#### [Exercise]
Go through the data below. List every line that holds the word "this".

[Dataset items]
———
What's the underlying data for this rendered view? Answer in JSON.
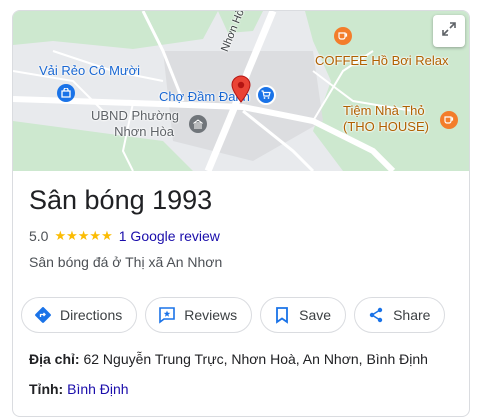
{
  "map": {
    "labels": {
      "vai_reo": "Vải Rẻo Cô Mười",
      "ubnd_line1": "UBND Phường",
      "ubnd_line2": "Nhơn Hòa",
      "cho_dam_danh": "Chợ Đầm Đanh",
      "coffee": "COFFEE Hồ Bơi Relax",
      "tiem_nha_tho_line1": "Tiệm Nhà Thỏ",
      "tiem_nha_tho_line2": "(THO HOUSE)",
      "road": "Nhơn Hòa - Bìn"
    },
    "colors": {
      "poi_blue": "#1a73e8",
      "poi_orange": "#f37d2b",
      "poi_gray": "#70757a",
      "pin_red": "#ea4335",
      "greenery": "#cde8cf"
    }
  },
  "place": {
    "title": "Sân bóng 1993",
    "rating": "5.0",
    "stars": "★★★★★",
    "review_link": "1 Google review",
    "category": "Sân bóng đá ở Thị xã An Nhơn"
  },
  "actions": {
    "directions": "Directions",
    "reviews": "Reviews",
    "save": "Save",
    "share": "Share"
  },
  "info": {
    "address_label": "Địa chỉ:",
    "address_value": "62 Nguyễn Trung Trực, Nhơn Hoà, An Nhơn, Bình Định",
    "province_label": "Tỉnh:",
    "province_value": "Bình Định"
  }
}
———
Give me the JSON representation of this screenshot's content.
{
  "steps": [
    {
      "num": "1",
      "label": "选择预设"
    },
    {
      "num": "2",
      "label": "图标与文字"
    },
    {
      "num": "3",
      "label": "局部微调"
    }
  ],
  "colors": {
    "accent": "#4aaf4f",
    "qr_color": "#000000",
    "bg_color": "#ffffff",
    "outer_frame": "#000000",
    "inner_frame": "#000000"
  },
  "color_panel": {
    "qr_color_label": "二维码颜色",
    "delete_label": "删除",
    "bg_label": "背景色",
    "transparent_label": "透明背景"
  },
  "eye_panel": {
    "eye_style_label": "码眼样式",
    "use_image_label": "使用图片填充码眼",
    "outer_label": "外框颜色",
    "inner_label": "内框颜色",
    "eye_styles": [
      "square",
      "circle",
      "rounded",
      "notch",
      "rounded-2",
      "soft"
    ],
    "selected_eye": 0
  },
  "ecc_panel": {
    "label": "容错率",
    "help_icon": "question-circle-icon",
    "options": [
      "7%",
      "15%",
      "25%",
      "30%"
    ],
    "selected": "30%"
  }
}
———
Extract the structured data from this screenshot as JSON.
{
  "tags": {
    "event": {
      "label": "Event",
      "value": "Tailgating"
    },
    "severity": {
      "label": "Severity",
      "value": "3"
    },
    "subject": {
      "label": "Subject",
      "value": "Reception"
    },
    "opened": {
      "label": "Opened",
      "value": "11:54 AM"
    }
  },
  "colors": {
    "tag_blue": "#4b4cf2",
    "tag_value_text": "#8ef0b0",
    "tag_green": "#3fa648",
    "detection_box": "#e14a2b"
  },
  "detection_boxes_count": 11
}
———
#### [Response]
What's the underlying data for this rendered view? Answer in JSON.
Give me the JSON representation of this screenshot's content.
Extract the structured data from this screenshot as JSON.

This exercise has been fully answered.